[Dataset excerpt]
________

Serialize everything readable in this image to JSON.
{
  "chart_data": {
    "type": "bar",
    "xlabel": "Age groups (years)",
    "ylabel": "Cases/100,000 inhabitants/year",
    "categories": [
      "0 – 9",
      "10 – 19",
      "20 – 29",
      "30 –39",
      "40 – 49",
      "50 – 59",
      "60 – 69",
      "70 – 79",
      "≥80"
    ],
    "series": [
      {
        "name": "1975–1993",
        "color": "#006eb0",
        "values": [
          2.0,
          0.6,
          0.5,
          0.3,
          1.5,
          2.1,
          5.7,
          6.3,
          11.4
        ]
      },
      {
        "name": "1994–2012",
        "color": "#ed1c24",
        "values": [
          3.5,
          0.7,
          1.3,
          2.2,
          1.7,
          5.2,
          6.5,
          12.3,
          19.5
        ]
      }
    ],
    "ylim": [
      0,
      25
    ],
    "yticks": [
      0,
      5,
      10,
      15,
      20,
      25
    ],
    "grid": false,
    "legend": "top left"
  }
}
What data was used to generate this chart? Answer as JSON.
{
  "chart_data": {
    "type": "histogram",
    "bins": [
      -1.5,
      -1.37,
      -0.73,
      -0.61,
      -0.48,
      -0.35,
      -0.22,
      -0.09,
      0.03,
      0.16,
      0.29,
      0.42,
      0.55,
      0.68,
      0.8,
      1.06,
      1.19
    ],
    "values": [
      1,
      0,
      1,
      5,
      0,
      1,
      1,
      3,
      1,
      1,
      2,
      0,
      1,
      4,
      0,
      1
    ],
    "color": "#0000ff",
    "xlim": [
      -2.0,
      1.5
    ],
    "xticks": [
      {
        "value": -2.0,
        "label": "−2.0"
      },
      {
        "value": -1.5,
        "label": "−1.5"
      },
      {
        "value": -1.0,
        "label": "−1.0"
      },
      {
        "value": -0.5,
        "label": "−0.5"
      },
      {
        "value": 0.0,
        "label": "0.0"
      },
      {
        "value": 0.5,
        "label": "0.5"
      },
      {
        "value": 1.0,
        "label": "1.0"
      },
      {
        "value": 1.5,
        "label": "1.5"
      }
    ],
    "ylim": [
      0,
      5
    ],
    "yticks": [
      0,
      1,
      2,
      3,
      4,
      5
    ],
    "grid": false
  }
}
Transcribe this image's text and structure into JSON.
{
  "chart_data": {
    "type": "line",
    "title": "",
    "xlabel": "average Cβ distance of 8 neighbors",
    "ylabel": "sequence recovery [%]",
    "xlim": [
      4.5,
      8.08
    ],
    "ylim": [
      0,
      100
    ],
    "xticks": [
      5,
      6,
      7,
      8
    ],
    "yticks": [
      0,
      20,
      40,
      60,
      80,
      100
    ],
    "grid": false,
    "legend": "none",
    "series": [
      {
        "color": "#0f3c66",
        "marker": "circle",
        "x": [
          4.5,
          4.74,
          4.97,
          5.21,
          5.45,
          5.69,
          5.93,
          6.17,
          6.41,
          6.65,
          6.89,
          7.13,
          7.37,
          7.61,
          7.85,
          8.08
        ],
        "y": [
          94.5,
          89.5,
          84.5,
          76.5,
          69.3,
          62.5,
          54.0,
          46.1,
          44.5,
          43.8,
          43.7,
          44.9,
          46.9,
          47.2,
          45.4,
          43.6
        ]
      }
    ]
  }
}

________

#### To be done
Reproduce the listing above exactly from the line containing "Transcribe this image's" through its last line, with both of those lines included.

#### Written solution
Transcribe this image's text and structure into JSON.
{
  "chart_data": {
    "type": "line",
    "title": "",
    "xlabel": "average Cβ distance of 8 neighbors",
    "ylabel": "sequence recovery [%]",
    "xlim": [
      4.5,
      8.08
    ],
    "ylim": [
      0,
      100
    ],
    "xticks": [
      5,
      6,
      7,
      8
    ],
    "yticks": [
      0,
      20,
      40,
      60,
      80,
      100
    ],
    "grid": false,
    "legend": "none",
    "series": [
      {
        "color": "#0f3c66",
        "marker": "circle",
        "x": [
          4.5,
          4.74,
          4.97,
          5.21,
          5.45,
          5.69,
          5.93,
          6.17,
          6.41,
          6.65,
          6.89,
          7.13,
          7.37,
          7.61,
          7.85,
          8.08
        ],
        "y": [
          94.5,
          89.5,
          84.5,
          76.5,
          69.3,
          62.5,
          54.0,
          46.1,
          44.5,
          43.8,
          43.7,
          44.9,
          46.9,
          47.2,
          45.4,
          43.6
        ]
      }
    ]
  }
}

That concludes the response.